# start of TASK DATA
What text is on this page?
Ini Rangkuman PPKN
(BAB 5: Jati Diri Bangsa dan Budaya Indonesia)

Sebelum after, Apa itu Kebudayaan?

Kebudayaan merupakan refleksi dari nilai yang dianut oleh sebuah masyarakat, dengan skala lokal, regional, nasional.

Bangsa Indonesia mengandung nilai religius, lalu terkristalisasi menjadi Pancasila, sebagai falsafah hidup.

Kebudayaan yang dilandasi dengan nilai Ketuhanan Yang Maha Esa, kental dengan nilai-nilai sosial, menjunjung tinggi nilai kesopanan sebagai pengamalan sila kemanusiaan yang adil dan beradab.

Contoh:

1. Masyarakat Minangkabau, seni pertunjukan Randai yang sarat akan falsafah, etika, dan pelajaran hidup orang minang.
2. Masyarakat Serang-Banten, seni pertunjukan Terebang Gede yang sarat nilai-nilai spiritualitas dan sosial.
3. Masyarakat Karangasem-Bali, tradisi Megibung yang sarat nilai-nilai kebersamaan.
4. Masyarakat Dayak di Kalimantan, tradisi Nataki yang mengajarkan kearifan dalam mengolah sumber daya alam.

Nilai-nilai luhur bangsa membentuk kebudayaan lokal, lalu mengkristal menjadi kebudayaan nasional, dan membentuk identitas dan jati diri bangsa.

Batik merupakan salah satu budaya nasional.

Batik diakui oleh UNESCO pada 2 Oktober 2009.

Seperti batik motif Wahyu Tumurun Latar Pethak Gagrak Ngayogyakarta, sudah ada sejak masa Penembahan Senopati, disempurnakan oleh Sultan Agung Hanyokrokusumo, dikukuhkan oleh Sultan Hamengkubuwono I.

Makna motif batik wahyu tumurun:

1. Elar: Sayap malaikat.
# end of TASK DATA
EXERCISE DIRECTIONS:
Retype all of the material above with every character intact.

TASK OUTPUT:
What text is on this page?
Ini Rangkuman PPKN
(BAB 5: Jati Diri Bangsa dan Budaya Indonesia)

Sebelum after, Apa itu Kebudayaan?

Kebudayaan merupakan refleksi dari nilai yang dianut oleh sebuah masyarakat, dengan skala lokal, regional, nasional.

Bangsa Indonesia mengandung nilai religius, lalu terkristalisasi menjadi Pancasila, sebagai falsafah hidup.

Kebudayaan yang dilandasi dengan nilai Ketuhanan Yang Maha Esa, kental dengan nilai-nilai sosial, menjunjung tinggi nilai kesopanan sebagai pengamalan sila kemanusiaan yang adil dan beradab.

Contoh:

1. Masyarakat Minangkabau, seni pertunjukan Randai yang sarat akan falsafah, etika, dan pelajaran hidup orang minang.
2. Masyarakat Serang-Banten, seni pertunjukan Terebang Gede yang sarat nilai-nilai spiritualitas dan sosial.
3. Masyarakat Karangasem-Bali, tradisi Megibung yang sarat nilai-nilai kebersamaan.
4. Masyarakat Dayak di Kalimantan, tradisi Nataki yang mengajarkan kearifan dalam mengolah sumber daya alam.

Nilai-nilai luhur bangsa membentuk kebudayaan lokal, lalu mengkristal menjadi kebudayaan nasional, dan membentuk identitas dan jati diri bangsa.

Batik merupakan salah satu budaya nasional.

Batik diakui oleh UNESCO pada 2 Oktober 2009.

Seperti batik motif Wahyu Tumurun Latar Pethak Gagrak Ngayogyakarta, sudah ada sejak masa Penembahan Senopati, disempurnakan oleh Sultan Agung Hanyokrokusumo, dikukuhkan oleh Sultan Hamengkubuwono I.

Makna motif batik wahyu tumurun:

1. Elar: Sayap malaikat.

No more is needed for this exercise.